Prompt → Gather the lines below that include the string "자동차매매업자는", copying each in full.

* start Dataset excerpts *

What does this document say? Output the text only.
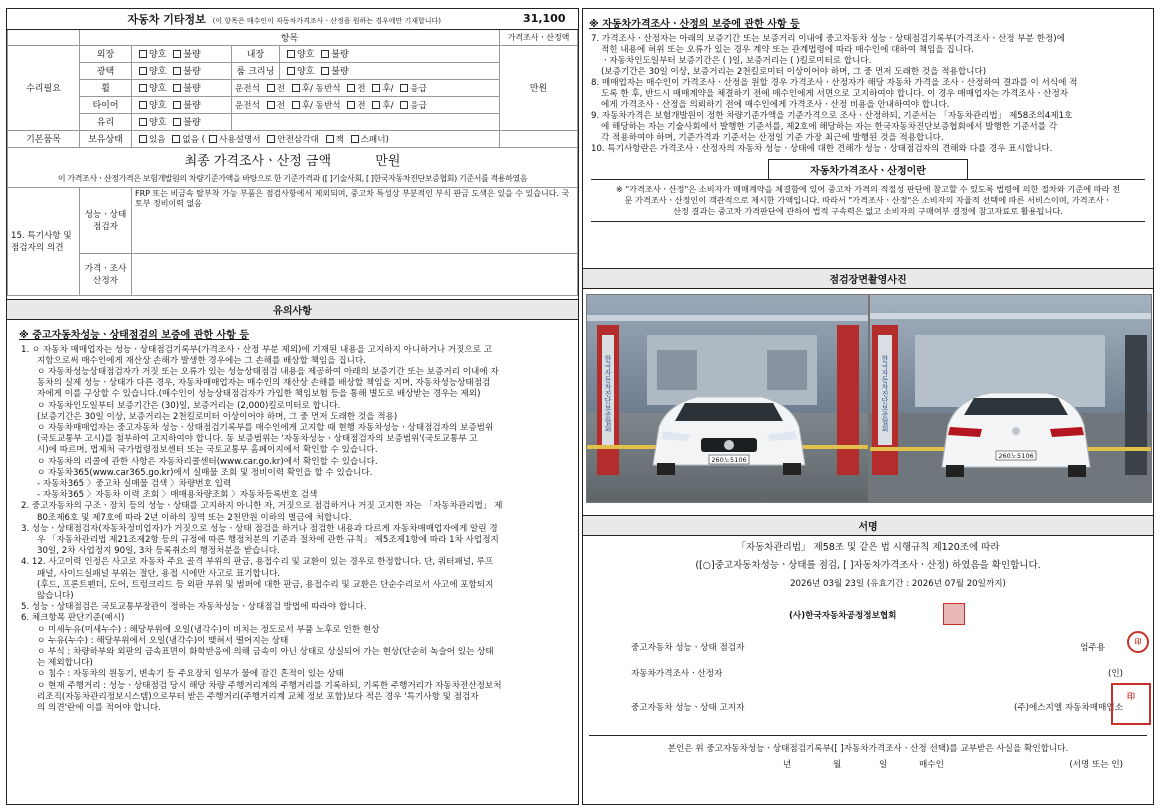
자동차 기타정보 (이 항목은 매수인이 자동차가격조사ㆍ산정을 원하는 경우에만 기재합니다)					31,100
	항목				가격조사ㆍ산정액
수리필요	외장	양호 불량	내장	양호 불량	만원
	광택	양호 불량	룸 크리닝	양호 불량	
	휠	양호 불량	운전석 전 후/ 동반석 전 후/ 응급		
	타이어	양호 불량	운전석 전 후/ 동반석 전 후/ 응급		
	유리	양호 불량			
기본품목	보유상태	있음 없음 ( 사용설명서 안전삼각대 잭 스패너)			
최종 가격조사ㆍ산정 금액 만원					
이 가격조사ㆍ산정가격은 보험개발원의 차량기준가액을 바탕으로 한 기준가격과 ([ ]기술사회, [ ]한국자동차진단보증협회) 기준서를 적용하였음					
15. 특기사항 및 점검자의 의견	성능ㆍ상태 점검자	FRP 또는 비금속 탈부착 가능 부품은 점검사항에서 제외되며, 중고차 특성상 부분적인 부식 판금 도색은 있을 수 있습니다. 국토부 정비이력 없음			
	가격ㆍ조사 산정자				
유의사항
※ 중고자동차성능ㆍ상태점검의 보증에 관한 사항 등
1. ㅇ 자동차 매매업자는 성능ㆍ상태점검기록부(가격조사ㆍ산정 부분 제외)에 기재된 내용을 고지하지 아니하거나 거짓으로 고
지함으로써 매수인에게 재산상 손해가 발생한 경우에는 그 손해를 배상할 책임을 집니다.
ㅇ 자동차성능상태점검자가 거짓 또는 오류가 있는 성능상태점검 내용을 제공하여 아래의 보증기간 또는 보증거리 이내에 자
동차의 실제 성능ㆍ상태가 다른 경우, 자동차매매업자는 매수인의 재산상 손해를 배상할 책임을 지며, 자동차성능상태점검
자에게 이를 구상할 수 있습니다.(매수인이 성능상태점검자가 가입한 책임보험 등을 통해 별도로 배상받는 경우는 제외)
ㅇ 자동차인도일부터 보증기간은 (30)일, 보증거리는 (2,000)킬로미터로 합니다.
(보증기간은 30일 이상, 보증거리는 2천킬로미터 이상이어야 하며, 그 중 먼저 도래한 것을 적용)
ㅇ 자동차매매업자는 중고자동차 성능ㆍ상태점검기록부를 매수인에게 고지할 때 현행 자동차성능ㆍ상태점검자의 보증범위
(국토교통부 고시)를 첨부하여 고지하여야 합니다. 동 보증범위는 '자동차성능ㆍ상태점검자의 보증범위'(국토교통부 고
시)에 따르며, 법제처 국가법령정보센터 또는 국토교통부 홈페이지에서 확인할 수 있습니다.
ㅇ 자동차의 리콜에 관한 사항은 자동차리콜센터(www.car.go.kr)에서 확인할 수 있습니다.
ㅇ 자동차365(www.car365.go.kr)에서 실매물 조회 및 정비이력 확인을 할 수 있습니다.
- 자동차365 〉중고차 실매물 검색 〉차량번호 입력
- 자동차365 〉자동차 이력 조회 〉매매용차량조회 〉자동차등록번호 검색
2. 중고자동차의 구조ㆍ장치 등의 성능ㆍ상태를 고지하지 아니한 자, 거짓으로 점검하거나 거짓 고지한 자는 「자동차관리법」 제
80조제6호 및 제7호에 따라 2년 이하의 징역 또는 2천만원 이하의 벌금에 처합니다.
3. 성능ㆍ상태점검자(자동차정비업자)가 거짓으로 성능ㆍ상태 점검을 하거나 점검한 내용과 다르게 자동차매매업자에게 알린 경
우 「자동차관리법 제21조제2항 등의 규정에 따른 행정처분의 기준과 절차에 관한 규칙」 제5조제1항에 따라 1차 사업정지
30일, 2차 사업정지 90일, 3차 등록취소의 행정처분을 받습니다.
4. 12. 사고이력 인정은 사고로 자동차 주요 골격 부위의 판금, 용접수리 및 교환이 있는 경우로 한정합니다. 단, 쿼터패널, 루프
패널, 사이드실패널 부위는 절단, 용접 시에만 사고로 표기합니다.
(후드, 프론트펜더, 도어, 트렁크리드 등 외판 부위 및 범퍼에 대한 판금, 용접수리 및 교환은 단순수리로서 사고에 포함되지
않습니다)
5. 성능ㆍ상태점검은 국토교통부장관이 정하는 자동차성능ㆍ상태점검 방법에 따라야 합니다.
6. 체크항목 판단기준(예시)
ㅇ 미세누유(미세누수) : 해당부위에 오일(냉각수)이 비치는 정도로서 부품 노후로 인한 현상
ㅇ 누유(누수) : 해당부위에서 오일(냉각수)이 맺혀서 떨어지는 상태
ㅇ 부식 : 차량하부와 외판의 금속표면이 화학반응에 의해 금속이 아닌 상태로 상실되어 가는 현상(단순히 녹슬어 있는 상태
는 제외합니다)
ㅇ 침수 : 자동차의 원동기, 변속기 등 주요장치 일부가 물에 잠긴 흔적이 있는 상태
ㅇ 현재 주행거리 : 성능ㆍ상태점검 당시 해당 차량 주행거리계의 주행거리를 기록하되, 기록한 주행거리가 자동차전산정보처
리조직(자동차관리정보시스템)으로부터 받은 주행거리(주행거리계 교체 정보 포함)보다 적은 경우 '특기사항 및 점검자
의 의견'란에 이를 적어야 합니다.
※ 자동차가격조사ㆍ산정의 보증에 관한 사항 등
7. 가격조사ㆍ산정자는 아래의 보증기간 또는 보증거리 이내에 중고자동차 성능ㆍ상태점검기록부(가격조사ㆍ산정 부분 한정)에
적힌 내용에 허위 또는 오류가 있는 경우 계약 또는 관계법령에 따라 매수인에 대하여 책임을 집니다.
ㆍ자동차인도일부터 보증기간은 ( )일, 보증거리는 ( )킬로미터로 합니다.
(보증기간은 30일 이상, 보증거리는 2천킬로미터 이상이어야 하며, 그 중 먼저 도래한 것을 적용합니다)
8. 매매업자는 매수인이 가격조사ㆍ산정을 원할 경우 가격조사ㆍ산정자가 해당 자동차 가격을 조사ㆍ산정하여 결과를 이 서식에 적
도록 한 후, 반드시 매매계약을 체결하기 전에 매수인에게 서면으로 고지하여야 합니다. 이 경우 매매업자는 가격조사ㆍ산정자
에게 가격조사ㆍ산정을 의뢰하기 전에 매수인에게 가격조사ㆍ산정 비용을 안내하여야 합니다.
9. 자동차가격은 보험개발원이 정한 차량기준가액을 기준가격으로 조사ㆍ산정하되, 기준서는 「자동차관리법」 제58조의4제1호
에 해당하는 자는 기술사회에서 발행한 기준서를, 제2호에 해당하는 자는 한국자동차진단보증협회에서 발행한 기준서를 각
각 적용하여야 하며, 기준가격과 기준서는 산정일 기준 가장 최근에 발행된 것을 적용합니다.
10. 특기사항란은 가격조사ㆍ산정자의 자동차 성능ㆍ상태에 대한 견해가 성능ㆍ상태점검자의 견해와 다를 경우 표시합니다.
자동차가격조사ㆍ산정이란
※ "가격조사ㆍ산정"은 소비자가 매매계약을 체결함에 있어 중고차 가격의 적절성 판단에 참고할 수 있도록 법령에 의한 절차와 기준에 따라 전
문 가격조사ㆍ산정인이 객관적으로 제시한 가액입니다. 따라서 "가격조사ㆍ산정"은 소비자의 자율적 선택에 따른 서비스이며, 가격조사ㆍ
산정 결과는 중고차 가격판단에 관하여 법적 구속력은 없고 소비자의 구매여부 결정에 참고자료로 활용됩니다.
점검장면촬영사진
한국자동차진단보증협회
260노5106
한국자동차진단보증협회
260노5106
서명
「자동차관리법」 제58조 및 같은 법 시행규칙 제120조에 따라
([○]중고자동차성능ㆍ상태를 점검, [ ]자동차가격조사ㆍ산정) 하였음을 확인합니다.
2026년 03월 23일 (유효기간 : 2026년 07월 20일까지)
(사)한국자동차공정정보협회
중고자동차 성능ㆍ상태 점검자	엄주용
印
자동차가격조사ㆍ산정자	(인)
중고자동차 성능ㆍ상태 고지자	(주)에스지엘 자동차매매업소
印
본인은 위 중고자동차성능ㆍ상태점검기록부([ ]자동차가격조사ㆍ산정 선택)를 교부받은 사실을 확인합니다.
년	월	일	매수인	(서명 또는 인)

* end Dataset excerpts *

Reply to the task →
동차의 실제 성능ㆍ상태가 다른 경우, 자동차매매업자는 매수인의 재산상 손해를 배상할 책임을 지며, 자동차성능상태점검
ㅇ 자동차매매업자는 중고자동차 성능ㆍ상태점검기록부를 매수인에게 고지할 때 현행 자동차성능ㆍ상태점검자의 보증범위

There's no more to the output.